Dataset items:
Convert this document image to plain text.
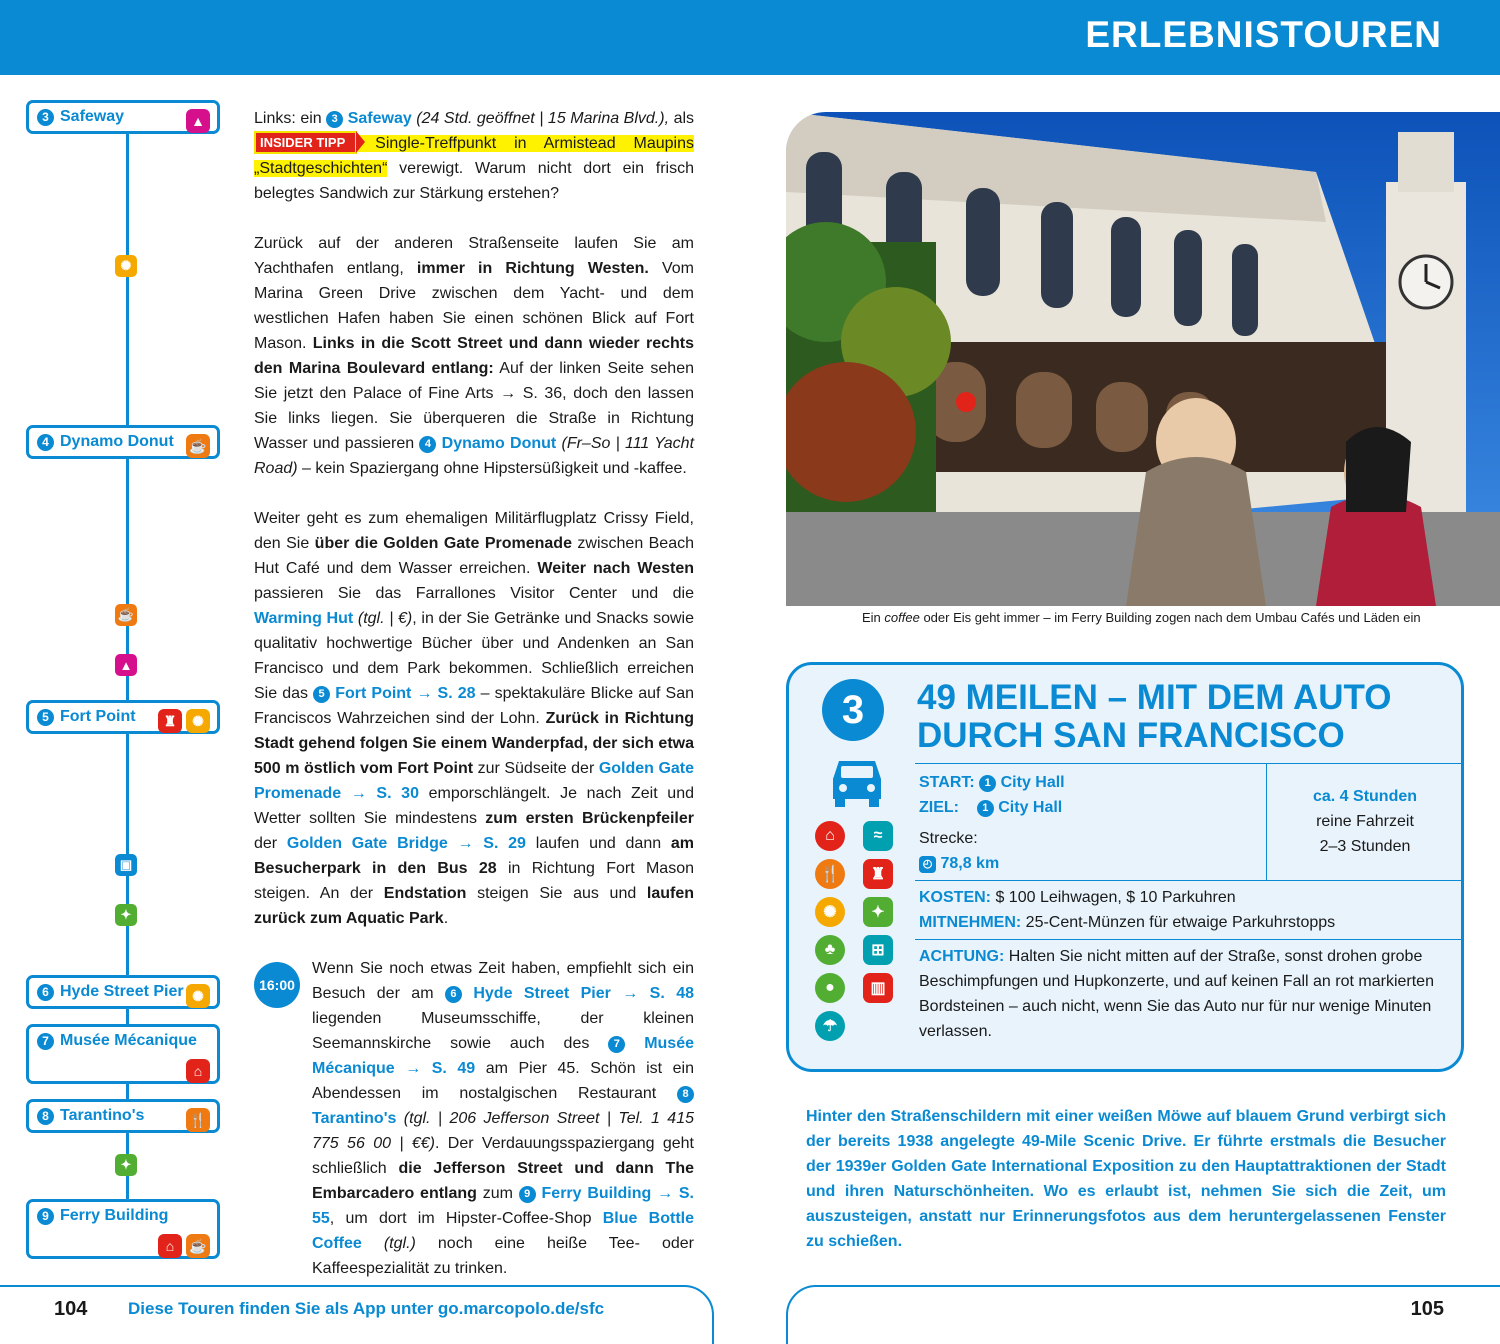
ERLEBNISTOUREN
3 Safeway	▲
✺
4 Dynamo Donut ☕
☕
▲
5 Fort Point	♜	✺
▣
✦
6 Hyde Street Pier ✺
7 Musée Mécanique
⌂
8 Tarantino's	🍴
✦
9 Ferry Building
⌂	☕

Links: ein 3 Safeway (24 Std. geöffnet | 15 Marina Blvd.), als INSIDER TIPP Single-Treffpunkt in Armistead Maupins „Stadtgeschichten“ verewigt. Warum nicht dort ein frisch belegtes Sandwich zur Stärkung erstehen?

Zurück auf der anderen Straßenseite laufen Sie am Yachthafen entlang, immer in Richtung Westen. Vom Marina Green Drive zwischen dem Yacht- und dem westlichen Hafen haben Sie einen schönen Blick auf Fort Mason. Links in die Scott Street und dann wieder rechts den Marina Boulevard entlang: Auf der linken Seite sehen Sie jetzt den Palace of Fine Arts → S. 36, doch den lassen Sie links liegen. Sie überqueren die Straße in Richtung Wasser und passieren 4 Dynamo Donut (Fr–So | 111 Yacht Road) – kein Spaziergang ohne Hipstersüßigkeit und -kaffee.

Weiter geht es zum ehemaligen Militärflugplatz Crissy Field, den Sie über die Golden Gate Promenade zwischen Beach Hut Café und dem Wasser erreichen. Weiter nach Westen passieren Sie das Farrallones Visitor Center und die Warming Hut (tgl. | €), in der Sie Getränke und Snacks sowie qualitativ hochwertige Bücher über und Andenken an San Francisco und dem Park bekommen. Schließlich erreichen Sie das 5 Fort Point → S. 28 – spektakuläre Blicke auf San Franciscos Wahrzeichen sind der Lohn. Zurück in Richtung Stadt gehend folgen Sie einem Wanderpfad, der sich etwa 500 m östlich vom Fort Point zur Südseite der Golden Gate Promenade → S. 30 emporschlängelt. Je nach Zeit und Wetter sollten Sie mindestens zum ersten Brückenpfeiler der Golden Gate Bridge → S. 29 laufen und dann am Besucherpark in den Bus 28 in Richtung Fort Mason steigen. An der Endstation steigen Sie aus und laufen zurück zum Aquatic Park.

16:00
Wenn Sie noch etwas Zeit haben, empfiehlt sich ein Besuch der am 6 Hyde Street Pier → S. 48 liegenden Museumsschiffe, der kleinen Seemannskirche sowie auch des 7 Musée Mécanique → S. 49 am Pier 45. Schön ist ein Abendessen im nostalgischen Restaurant 8 Tarantino's (tgl. | 206 Jefferson Street | Tel. 1 415 775 56 00 | €€). Der Verdauungsspaziergang geht schließlich die Jefferson Street und dann The Embarcadero entlang zum 9 Ferry Building → S. 55, um dort im Hipster-Coffee-Shop Blue Bottle Coffee (tgl.) noch eine heiße Tee- oder Kaffeespezialität zu trinken.

Ein coffee oder Eis geht immer – im Ferry Building zogen nach dem Umbau Cafés und Läden ein
3	49 MEILEN – MIT DEM AUTO DURCH SAN FRANCISCO
⌂	≈
🍴	♜
✺	✦
♣	⊞
●	▥
☂
START: 1 City Hall
ZIEL: 1 City Hall
Strecke:
◴ 78,8 km
ca. 4 Stunden
reine Fahrzeit
2–3 Stunden
KOSTEN: $ 100 Leihwagen, $ 10 Parkuhren
MITNEHMEN: 25-Cent-Münzen für etwaige Parkuhrstopps
ACHTUNG: Halten Sie nicht mitten auf der Straße, sonst drohen grobe Beschimpfungen und Hupkonzerte, und auf keinen Fall an rot markierten Bordsteinen – auch nicht, wenn Sie das Auto nur für nur wenige Minuten verlassen.
Hinter den Straßenschildern mit einer weißen Möwe auf blauem Grund verbirgt sich der bereits 1938 angelegte 49-Mile Scenic Drive. Er führte erstmals die Besucher der 1939er Golden Gate International Exposition zu den Hauptattraktionen der Stadt und ihren Naturschönheiten. Wo es erlaubt ist, nehmen Sie sich die Zeit, um auszusteigen, anstatt nur Erinnerungsfotos aus dem heruntergelassenen Fenster zu schießen.
104 Diese Touren finden Sie als App unter go.marcopolo.de/sfc	105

WRITTEN TASK:
Pull out all lines from the listing that contain the string "oder".

EXERCISE OUTPUT:
Wenn Sie noch etwas Zeit haben, empfiehlt sich ein Besuch der am 6 Hyde Street Pier → S. 48 liegenden Museumsschiffe, der kleinen Seemannskirche sowie auch des 7 Musée Mécanique → S. 49 am Pier 45. Schön ist ein Abendessen im nostalgischen Restaurant 8 Tarantino's (tgl. | 206 Jefferson Street | Tel. 1 415 775 56 00 | €€). Der Verdauungsspaziergang geht schließlich die Jefferson Street und dann The Embarcadero entlang zum 9 Ferry Building → S. 55, um dort im Hipster-Coffee-Shop Blue Bottle Coffee (tgl.) noch eine heiße Tee- oder Kaffeespezialität zu trinken.
Ein coffee oder Eis geht immer – im Ferry Building zogen nach dem Umbau Cafés und Läden ein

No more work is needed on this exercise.